[Material provided]
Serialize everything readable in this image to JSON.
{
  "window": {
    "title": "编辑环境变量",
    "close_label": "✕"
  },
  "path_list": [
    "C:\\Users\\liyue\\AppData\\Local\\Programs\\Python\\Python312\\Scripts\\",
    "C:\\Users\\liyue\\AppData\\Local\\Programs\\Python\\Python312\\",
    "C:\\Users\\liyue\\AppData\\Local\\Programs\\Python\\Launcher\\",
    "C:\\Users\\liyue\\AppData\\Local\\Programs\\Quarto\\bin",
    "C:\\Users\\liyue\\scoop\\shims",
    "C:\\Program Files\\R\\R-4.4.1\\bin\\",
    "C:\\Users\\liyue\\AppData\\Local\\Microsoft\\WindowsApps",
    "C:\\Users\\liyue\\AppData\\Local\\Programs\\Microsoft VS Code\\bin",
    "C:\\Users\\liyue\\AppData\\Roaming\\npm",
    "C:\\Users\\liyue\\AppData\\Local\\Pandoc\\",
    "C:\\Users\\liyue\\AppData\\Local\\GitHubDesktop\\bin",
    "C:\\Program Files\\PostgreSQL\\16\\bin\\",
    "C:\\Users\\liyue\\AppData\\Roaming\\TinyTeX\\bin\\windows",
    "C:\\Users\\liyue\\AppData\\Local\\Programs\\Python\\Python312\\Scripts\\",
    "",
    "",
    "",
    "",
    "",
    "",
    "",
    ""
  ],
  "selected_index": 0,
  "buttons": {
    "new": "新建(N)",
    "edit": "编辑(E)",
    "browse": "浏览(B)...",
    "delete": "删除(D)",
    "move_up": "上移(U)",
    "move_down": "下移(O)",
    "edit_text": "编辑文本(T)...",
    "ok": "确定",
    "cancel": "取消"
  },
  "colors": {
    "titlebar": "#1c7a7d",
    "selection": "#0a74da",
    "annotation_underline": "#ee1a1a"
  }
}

[Exercise prompt]
Look over the listing. Pull out every line with the string "Roaming" in it.

[Answer to the task]
    "C:\\Users\\liyue\\AppData\\Roaming\\npm",
    "C:\\Users\\liyue\\AppData\\Roaming\\TinyTeX\\bin\\windows",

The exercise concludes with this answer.